[Figure content listings]
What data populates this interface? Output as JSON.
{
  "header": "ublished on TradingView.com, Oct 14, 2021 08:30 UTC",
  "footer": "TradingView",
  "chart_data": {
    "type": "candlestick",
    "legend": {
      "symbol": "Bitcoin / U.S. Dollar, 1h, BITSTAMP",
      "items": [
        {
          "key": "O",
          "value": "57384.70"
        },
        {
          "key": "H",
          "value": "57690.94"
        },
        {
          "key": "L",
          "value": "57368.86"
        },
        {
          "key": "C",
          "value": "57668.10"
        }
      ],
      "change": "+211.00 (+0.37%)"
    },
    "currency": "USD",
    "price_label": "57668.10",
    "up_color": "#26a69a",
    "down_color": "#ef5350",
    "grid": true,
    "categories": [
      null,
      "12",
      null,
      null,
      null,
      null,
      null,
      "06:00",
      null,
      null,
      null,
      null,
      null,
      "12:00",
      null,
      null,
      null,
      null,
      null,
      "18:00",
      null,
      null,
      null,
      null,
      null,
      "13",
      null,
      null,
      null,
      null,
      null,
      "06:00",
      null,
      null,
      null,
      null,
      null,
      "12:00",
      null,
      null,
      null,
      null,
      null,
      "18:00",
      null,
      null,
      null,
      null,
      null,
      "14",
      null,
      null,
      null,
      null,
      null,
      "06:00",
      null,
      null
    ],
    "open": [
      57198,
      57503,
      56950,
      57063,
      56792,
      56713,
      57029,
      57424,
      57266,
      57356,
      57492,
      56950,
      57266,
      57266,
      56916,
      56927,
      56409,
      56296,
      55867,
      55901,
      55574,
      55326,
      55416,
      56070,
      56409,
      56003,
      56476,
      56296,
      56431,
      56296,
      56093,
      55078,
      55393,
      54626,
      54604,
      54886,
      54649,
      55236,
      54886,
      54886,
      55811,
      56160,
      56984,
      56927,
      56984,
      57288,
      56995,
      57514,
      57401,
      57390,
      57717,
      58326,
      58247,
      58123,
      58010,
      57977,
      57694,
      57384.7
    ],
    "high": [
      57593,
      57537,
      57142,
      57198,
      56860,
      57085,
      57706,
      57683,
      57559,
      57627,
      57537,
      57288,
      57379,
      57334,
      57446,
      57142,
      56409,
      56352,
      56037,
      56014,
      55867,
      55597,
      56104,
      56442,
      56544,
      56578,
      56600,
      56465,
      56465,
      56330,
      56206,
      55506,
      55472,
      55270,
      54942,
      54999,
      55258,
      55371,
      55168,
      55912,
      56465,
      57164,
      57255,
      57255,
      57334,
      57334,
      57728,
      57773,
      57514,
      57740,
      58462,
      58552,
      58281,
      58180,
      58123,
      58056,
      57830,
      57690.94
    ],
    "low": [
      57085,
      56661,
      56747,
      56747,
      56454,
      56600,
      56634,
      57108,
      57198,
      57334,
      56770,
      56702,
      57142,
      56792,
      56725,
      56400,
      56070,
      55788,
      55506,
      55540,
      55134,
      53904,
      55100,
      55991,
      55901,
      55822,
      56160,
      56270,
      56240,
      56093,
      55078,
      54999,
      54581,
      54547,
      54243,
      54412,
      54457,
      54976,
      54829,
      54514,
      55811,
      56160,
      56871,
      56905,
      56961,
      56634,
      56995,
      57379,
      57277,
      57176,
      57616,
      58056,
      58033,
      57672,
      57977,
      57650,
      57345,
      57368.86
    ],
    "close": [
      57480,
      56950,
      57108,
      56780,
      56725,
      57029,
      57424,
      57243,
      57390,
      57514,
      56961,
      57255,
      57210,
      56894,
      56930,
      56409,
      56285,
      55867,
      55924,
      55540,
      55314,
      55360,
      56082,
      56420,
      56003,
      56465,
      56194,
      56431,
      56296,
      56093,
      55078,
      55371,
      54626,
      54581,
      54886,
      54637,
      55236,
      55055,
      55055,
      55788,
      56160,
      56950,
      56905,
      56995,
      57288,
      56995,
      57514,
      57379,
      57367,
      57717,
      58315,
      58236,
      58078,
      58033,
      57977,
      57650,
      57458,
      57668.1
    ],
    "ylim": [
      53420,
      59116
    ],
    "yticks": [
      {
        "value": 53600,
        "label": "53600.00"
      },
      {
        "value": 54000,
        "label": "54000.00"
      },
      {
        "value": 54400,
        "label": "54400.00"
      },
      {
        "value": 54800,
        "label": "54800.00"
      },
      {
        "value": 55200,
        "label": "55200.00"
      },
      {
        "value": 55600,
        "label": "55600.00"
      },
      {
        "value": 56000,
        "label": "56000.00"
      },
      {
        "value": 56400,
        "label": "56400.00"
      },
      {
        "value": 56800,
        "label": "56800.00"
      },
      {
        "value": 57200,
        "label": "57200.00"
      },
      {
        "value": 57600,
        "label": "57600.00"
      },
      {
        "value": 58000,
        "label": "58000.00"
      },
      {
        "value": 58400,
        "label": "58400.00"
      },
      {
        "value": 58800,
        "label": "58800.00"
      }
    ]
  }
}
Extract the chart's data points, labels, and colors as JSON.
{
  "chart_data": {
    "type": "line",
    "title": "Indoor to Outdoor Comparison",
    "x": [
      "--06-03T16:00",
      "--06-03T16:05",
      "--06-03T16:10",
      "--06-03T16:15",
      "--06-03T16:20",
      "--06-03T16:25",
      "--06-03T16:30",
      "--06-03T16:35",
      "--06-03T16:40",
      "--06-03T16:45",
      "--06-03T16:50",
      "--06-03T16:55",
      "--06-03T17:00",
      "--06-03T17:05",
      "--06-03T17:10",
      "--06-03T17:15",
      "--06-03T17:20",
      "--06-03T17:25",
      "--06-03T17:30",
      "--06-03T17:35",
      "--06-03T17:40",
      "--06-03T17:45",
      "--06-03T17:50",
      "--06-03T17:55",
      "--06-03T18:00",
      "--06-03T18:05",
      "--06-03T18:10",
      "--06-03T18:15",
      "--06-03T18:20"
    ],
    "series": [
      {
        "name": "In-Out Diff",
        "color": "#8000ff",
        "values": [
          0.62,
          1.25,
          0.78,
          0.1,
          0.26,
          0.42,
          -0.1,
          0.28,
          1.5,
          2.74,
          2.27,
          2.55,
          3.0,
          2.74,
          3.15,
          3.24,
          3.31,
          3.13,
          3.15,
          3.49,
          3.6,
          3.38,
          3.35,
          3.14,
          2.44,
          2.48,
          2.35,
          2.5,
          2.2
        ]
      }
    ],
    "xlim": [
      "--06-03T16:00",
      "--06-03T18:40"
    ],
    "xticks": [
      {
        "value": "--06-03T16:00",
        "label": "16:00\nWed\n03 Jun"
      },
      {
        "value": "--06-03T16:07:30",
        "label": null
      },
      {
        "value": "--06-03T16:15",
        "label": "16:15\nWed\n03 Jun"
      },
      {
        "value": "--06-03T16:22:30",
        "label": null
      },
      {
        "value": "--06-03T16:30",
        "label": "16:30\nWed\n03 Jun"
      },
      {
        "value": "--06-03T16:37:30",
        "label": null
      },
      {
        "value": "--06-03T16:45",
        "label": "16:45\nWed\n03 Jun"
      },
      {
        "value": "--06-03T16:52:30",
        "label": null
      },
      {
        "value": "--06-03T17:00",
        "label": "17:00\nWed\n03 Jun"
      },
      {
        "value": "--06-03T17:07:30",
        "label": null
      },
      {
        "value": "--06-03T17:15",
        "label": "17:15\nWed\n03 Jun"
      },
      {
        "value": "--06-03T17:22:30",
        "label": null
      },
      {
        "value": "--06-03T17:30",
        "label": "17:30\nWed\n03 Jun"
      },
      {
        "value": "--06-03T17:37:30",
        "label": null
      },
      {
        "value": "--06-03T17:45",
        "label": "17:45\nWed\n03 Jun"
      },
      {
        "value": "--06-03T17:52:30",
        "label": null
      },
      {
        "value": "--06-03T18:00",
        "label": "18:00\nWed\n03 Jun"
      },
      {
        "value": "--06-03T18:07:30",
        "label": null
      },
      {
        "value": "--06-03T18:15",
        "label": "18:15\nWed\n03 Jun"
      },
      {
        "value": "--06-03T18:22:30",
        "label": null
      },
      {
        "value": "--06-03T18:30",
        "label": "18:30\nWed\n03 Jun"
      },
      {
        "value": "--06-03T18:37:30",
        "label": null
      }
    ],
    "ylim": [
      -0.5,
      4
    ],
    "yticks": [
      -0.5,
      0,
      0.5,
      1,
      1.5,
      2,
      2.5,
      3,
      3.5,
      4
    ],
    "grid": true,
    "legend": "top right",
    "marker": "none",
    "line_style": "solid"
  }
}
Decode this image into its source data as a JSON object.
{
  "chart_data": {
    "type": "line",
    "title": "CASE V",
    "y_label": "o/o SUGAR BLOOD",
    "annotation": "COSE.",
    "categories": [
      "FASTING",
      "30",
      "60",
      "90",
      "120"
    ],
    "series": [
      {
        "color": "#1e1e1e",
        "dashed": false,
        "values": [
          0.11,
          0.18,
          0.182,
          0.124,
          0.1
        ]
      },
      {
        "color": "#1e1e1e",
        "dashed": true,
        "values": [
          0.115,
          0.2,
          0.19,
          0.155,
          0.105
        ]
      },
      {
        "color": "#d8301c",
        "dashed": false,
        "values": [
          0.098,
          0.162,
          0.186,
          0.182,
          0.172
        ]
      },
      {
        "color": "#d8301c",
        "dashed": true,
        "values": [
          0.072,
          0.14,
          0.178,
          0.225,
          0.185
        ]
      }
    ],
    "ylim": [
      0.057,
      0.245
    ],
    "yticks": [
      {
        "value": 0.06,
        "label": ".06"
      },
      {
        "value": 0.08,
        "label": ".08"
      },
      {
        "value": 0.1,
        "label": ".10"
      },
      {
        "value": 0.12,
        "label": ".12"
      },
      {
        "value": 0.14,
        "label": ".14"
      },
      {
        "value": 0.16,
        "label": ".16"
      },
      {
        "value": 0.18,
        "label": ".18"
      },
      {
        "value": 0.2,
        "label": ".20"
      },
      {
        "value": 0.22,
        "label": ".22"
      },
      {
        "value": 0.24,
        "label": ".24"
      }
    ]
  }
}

Problem statement: Only lines with the word "JSON" should be collected from the material.

Exercise response:
What data populates this interface? Output as JSON.
Extract the chart's data points, labels, and colors as JSON.
Decode this image into its source data as a JSON object.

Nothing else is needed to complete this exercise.